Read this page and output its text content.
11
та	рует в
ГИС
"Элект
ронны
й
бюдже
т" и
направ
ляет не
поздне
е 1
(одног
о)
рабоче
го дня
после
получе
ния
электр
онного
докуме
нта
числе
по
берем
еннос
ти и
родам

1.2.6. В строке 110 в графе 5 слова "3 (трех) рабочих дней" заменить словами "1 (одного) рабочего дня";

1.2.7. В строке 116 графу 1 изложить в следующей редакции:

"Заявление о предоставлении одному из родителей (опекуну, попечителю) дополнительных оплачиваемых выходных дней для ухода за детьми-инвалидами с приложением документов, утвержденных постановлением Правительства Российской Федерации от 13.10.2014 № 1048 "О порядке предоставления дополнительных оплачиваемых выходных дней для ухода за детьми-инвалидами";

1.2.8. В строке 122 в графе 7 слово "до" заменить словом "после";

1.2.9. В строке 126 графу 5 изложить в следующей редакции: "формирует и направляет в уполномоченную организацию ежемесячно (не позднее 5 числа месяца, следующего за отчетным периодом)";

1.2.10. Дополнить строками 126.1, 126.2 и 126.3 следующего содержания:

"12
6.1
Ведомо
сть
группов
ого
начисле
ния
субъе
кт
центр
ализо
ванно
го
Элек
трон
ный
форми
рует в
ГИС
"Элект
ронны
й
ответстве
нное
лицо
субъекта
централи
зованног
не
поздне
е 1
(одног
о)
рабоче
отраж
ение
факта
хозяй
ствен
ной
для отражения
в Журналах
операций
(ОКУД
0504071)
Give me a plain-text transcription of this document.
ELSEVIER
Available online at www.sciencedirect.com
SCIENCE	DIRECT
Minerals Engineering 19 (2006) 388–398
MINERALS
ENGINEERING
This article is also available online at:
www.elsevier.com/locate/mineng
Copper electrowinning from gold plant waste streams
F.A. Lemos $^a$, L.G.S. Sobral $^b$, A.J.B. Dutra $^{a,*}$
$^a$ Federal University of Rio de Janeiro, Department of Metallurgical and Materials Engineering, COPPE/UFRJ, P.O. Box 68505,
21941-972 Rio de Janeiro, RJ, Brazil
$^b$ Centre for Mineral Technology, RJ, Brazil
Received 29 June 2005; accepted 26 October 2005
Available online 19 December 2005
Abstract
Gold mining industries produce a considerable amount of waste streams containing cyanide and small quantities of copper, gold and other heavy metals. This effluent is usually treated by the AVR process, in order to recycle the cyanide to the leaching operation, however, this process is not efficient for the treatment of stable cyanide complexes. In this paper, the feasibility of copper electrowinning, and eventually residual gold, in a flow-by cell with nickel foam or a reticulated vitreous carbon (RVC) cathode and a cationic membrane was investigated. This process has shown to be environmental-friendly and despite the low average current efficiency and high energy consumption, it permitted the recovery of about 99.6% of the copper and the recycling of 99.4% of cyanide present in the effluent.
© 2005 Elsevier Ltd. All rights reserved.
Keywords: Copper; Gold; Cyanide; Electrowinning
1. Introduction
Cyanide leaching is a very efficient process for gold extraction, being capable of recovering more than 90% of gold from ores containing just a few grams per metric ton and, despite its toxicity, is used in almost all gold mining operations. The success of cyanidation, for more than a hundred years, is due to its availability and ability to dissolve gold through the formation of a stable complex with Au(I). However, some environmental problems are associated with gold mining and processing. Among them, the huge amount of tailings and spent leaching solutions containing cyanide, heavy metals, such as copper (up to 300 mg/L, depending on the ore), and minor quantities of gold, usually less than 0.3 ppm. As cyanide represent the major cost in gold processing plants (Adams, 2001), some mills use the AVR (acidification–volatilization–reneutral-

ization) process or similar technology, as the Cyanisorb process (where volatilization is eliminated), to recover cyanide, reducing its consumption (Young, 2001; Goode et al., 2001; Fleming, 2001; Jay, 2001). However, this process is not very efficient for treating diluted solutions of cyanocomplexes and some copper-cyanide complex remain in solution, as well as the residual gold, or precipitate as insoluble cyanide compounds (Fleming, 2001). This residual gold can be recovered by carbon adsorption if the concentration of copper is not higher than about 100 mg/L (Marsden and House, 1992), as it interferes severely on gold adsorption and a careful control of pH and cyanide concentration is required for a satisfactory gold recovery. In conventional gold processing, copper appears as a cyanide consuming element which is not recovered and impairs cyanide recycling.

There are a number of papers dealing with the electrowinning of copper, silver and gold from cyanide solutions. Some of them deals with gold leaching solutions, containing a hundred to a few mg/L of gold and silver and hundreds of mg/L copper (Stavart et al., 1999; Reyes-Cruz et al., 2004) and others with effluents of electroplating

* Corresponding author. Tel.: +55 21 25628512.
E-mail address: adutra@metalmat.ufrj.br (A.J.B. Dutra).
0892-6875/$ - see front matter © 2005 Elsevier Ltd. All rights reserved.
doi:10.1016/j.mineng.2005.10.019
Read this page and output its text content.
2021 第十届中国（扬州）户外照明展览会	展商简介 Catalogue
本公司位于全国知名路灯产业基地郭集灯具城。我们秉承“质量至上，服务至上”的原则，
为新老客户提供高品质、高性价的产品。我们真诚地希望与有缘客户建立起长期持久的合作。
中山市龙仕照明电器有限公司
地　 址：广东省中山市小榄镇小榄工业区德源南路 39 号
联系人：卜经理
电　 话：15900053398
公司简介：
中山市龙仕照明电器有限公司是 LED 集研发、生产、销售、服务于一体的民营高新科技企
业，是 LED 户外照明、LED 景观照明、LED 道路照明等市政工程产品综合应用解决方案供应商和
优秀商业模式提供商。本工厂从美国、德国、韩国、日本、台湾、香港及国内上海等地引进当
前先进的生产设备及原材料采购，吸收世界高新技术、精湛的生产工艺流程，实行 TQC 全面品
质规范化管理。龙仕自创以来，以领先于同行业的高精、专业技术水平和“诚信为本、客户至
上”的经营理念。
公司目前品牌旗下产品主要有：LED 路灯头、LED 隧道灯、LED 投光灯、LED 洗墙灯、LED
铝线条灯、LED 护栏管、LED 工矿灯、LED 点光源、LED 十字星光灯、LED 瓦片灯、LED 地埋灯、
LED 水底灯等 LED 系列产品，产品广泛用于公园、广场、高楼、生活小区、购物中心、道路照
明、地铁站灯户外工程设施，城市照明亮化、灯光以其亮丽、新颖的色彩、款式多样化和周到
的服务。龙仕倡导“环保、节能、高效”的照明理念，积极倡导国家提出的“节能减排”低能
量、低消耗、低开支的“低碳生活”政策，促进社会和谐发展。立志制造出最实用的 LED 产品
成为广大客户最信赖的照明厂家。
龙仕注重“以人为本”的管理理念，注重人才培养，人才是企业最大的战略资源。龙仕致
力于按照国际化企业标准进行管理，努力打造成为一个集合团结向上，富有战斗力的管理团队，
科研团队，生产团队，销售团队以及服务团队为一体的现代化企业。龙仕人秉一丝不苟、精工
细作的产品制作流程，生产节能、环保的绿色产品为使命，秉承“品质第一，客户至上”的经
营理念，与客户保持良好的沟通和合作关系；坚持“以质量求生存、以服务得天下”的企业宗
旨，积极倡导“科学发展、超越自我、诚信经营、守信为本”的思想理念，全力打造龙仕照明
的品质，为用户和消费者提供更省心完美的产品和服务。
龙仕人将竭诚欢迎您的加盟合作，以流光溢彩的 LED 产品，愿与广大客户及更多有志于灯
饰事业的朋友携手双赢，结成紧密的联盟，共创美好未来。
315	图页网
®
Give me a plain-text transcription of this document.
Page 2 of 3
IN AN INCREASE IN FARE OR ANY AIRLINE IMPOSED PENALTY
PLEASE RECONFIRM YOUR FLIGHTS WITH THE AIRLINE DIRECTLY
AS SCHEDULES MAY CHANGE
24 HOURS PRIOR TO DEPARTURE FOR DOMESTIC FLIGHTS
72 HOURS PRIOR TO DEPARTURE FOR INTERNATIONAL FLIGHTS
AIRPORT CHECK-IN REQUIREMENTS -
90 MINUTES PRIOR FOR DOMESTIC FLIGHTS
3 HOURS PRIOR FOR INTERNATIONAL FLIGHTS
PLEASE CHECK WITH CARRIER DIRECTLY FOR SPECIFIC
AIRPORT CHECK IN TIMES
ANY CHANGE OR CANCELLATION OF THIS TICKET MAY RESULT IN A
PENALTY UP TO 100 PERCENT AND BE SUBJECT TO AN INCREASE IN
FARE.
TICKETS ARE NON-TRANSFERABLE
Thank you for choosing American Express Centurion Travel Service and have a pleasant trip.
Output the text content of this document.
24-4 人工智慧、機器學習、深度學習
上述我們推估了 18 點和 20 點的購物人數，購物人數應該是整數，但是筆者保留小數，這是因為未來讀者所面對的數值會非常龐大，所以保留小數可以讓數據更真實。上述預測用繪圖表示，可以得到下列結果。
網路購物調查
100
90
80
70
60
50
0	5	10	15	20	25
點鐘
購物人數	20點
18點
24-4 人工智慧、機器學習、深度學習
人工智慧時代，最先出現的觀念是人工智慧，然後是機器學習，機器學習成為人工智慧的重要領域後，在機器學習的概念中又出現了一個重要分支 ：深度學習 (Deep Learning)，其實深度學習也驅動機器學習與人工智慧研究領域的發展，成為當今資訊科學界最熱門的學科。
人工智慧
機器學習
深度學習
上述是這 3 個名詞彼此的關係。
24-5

-*-*-

Of the lines in this listing, how many contain "PLEASE"? Reply with the number and nothing more.

2